→ Work to do
Print everything from "Tl; dr: not" down to "humming. Or both." in the passage on how couples handle power and mutuality, keeping every word and mark unchanged.

→ Selected extract
Last time, I shared the intentions (mutuality) and tactics (emphasize us, balance a decision portfolio) couples used to make sense of and manage power in their relationship. Today, the rubber meets the road and we find out how well that worked out for them.
Tl; dr: not spectacularly! Most of the couples in both Jaclyn’s and my samples reproduced gender-traditional dynamics in one or more key ways. Either they made career-related choices driven more by his interests than hers, or they relied disproportionately on her labor to keep the household humming. Or both.
These outcomes are not all that surprising given everything else we know about gender inequality. But nor are they the outcomes we’d expect if mutuality was carrying the day, as most couples told us they intended. Ironically, Jaclyn and I found that it was partly the rhetoric of mutuality that seemed to be getting in the way of actual mutuality.
Here’s the punchline from our paper:
“Couples insisted they were successfully practicing mutuality without accurately tracking whose interests were served and whose labor promoted those interests, suggesting that an uninterrogated belief in the mutuality myth constitutes the updated consensus upholding men’s invisible power.”
That’s a mouthful—though, I like to think, relatively tame by academic standards. Put in simpler terms, we’re arguing that couples were talking the mutuality talk but not always checking to make sure they were also walking the walk.
Jaclyn’s interview sample, you may recall, was comprised of couples at a major turning point: one or both partners was finishing up a professional degree and conducting a national job search. For several of these couples, the “emphasize us” tactic—the one where individual viewpoints were obscured or erased in favor of a single, joint vision—was twisted into something that looked more like emphasizing him. The couple indeed converged on a decision—move here, take this job—that they framed as mutually beneficial. Yet there were glaring asymmetries in the associated costs and benefits for each spouse.
In one particularly stark case, Anthony and Cristina agreed to relocate from the Midwest to D.C. so that Anthony could enroll in his first-choice Ph.D. program. That meant Cristina had to turn down an appealing job offer in their current city (Anthony also had a grad school offer there, albeit one he liked less than the D.C. program) in favor of…unemployment in D.C. Yet both partners held the mutuality line, arguing that the D.C. move would ultimately “open more doors” for each of them and “be valuable for us in the future.”

→ Dataset extract
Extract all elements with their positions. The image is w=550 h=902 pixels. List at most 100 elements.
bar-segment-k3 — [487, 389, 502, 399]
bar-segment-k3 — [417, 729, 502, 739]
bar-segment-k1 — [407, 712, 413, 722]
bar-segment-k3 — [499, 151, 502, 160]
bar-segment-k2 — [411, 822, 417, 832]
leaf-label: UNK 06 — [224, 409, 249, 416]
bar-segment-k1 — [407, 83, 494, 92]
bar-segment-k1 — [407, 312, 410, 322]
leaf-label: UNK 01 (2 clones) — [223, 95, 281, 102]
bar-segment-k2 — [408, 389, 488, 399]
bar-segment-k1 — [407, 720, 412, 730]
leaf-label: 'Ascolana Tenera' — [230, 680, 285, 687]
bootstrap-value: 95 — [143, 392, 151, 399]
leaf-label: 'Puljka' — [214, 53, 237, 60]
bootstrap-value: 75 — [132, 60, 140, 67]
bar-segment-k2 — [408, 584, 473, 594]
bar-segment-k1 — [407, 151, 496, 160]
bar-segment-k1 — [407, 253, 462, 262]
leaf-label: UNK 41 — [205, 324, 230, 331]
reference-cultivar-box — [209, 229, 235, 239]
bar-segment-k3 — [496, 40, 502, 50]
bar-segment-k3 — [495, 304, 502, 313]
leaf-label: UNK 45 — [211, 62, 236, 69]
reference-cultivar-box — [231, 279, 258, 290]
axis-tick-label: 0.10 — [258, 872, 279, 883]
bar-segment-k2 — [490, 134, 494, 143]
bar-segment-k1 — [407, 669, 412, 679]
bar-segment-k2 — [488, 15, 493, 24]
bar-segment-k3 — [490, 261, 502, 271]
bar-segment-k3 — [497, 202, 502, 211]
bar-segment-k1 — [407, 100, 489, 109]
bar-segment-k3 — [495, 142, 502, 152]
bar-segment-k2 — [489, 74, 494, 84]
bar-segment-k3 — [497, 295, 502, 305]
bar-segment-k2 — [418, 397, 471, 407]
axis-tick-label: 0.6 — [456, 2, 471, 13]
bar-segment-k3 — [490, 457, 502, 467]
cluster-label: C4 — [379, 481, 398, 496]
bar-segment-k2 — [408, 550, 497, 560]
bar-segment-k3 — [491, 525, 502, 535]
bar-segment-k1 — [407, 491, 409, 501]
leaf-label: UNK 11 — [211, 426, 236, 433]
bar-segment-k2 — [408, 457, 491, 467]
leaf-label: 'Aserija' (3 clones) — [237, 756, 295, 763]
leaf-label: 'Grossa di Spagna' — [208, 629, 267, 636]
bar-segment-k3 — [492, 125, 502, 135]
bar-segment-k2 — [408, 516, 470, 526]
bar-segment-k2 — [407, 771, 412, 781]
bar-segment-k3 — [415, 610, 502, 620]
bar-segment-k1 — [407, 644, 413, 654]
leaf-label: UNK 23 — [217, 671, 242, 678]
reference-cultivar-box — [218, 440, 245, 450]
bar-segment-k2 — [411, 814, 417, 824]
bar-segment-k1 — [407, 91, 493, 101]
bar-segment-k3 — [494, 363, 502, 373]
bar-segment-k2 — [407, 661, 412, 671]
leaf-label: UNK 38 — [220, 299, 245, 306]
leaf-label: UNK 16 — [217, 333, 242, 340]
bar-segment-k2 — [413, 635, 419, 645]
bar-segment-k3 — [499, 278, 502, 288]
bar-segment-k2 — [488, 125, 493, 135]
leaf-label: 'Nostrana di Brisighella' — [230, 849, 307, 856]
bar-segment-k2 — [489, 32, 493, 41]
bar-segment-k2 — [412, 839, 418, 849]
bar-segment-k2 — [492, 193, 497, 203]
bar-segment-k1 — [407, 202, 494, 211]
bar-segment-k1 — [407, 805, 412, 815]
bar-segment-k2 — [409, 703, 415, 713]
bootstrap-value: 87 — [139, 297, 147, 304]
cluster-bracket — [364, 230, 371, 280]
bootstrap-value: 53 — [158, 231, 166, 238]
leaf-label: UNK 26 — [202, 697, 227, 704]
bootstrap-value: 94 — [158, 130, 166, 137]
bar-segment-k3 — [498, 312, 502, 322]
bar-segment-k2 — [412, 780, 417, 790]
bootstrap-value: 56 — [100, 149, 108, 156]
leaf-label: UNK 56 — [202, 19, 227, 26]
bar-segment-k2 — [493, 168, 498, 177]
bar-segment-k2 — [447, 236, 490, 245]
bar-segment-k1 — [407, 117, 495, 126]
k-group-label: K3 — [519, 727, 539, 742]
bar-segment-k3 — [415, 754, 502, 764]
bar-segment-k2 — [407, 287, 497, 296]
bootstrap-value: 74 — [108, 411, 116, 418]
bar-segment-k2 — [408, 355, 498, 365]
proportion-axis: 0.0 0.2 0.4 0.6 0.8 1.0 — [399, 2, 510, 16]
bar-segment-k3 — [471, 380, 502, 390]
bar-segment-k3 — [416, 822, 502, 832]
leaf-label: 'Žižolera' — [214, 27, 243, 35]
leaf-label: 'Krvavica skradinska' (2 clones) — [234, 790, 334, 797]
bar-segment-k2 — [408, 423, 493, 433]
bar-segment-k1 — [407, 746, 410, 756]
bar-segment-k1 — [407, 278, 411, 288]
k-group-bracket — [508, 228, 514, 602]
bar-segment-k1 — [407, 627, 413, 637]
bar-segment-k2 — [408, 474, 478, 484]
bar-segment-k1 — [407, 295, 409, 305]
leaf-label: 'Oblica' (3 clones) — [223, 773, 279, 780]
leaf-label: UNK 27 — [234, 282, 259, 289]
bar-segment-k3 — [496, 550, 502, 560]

→ Task output
Tl; dr: not spectacularly! Most of the couples in both Jaclyn’s and my samples reproduced gender-traditional dynamics in one or more key ways. Either they made career-related choices driven more by his interests than hers, or they relied disproportionately on her labor to keep the household humming. Or both.